__Exercise instructions__.
Copy exactly the run of lines that begins at the line with "Output a JSON" and ends at the final line of the entries.

=== Records supplied ===

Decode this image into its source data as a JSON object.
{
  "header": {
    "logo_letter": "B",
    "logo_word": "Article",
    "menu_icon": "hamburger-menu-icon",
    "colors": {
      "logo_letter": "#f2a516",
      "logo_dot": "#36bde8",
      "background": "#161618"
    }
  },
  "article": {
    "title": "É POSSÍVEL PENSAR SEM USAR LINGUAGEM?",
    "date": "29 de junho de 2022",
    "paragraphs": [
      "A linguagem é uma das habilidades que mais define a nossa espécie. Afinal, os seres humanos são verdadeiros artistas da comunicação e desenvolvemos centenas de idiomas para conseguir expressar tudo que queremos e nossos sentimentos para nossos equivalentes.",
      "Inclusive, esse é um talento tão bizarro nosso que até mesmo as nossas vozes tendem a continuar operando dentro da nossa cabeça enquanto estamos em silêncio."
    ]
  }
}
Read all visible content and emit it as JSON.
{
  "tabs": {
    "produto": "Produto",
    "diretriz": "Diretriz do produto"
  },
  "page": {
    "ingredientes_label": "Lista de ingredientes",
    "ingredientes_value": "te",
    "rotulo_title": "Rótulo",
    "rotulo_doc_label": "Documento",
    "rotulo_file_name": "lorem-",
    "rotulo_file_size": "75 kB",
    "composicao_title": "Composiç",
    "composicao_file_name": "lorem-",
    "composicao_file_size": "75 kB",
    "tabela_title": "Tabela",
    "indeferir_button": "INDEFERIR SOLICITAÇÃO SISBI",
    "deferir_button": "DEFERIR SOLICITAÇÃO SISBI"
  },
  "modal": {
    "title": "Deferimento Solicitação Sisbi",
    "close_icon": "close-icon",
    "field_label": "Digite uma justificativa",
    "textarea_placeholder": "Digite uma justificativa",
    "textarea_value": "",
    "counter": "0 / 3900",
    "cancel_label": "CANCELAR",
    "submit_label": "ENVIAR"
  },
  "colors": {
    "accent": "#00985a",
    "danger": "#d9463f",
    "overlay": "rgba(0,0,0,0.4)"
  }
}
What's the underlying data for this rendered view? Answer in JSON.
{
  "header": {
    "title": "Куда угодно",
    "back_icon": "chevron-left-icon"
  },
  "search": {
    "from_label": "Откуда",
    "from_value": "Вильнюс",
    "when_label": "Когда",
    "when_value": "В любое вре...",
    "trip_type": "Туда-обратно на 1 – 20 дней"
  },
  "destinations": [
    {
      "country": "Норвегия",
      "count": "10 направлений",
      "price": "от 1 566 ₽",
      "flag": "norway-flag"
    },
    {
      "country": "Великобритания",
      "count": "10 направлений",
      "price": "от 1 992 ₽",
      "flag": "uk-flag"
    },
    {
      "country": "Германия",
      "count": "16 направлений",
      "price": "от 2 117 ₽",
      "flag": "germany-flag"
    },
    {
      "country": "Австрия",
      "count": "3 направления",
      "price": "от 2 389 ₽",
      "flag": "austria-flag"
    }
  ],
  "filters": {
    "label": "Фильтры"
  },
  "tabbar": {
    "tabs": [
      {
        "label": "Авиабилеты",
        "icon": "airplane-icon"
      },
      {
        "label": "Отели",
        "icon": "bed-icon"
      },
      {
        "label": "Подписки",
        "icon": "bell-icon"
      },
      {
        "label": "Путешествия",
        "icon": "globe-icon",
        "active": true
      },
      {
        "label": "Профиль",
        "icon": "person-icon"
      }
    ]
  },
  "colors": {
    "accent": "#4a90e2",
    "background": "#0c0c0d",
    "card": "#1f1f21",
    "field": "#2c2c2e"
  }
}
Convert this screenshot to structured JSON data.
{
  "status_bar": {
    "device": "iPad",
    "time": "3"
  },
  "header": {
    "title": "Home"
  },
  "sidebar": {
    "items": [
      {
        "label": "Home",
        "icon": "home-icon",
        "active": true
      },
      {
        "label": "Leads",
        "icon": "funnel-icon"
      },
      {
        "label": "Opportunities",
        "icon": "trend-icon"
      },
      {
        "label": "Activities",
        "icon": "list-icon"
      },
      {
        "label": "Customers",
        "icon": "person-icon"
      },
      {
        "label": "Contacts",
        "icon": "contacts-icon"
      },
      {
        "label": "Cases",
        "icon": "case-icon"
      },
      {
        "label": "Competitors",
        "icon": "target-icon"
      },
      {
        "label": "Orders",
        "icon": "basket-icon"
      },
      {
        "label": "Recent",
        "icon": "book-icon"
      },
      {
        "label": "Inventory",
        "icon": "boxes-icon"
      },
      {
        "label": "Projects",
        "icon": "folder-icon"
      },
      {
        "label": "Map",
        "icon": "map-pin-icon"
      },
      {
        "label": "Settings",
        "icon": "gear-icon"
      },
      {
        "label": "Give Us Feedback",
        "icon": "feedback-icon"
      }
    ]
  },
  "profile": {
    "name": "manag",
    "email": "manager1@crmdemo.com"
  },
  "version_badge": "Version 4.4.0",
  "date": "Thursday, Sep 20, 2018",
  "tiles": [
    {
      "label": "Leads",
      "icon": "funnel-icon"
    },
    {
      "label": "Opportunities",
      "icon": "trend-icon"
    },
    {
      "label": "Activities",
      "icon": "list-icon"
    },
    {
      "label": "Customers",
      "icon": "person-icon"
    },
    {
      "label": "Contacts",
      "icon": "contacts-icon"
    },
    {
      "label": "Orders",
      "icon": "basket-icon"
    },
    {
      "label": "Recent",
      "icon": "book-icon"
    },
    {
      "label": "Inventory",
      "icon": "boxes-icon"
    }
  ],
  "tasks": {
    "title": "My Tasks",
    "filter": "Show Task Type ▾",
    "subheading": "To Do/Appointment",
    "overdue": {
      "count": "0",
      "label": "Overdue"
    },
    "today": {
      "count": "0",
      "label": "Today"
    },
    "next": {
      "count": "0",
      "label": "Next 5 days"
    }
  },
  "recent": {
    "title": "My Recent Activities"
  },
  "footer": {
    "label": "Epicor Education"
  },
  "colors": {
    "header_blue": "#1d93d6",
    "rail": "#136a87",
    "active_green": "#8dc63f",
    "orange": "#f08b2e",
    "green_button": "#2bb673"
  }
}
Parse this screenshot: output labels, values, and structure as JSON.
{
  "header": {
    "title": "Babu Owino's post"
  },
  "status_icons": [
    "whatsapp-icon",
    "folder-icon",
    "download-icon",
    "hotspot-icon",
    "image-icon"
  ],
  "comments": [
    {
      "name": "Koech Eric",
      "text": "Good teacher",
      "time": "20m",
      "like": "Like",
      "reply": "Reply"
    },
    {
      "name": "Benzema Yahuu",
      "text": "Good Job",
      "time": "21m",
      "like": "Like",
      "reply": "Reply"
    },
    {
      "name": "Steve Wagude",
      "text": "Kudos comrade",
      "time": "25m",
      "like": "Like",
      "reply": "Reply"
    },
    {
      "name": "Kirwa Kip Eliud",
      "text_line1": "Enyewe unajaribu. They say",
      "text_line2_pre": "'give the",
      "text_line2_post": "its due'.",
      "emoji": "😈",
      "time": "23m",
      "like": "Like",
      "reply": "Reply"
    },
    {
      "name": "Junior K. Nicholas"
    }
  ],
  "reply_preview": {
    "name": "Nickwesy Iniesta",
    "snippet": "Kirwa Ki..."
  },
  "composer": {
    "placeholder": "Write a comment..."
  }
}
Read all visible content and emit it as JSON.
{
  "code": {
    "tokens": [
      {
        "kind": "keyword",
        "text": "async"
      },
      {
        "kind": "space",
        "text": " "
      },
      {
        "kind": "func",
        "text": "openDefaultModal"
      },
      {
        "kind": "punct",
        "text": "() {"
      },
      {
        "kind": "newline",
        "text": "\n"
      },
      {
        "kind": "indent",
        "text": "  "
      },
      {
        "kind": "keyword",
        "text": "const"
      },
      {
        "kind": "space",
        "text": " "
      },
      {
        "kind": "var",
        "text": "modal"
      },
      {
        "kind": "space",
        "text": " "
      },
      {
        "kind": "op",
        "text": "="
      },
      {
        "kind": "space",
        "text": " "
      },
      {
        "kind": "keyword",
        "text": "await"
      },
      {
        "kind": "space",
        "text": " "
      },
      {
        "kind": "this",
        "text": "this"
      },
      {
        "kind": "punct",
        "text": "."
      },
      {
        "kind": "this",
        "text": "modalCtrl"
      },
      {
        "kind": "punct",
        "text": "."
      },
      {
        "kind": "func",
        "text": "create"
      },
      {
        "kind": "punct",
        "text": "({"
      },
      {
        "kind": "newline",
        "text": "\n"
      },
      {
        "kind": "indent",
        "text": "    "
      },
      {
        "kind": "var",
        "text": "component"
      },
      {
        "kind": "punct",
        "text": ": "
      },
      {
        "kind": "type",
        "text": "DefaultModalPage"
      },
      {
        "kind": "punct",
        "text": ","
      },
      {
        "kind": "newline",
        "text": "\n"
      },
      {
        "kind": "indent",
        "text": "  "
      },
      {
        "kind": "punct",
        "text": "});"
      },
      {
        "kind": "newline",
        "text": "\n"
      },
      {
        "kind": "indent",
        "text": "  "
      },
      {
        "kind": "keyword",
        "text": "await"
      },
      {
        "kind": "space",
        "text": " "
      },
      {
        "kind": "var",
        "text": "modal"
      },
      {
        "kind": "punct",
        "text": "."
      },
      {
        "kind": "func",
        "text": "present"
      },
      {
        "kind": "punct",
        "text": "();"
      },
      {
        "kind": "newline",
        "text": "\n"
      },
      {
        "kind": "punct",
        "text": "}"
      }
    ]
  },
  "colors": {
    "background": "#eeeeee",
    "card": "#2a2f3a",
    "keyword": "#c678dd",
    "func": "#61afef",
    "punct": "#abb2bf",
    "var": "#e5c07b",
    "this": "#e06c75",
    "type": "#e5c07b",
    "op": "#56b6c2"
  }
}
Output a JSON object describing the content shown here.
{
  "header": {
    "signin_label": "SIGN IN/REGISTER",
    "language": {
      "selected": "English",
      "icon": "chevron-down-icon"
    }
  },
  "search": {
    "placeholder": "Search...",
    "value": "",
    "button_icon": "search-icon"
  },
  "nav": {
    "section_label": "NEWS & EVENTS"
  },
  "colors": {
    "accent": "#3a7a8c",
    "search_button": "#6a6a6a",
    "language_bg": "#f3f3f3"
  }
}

===

__Result of this task__.
Output a JSON object describing the content shown here.
{
  "header": {
    "signin_label": "SIGN IN/REGISTER",
    "language": {
      "selected": "English",
      "icon": "chevron-down-icon"
    }
  },
  "search": {
    "placeholder": "Search...",
    "value": "",
    "button_icon": "search-icon"
  },
  "nav": {
    "section_label": "NEWS & EVENTS"
  },
  "colors": {
    "accent": "#3a7a8c",
    "search_button": "#6a6a6a",
    "language_bg": "#f3f3f3"
  }
}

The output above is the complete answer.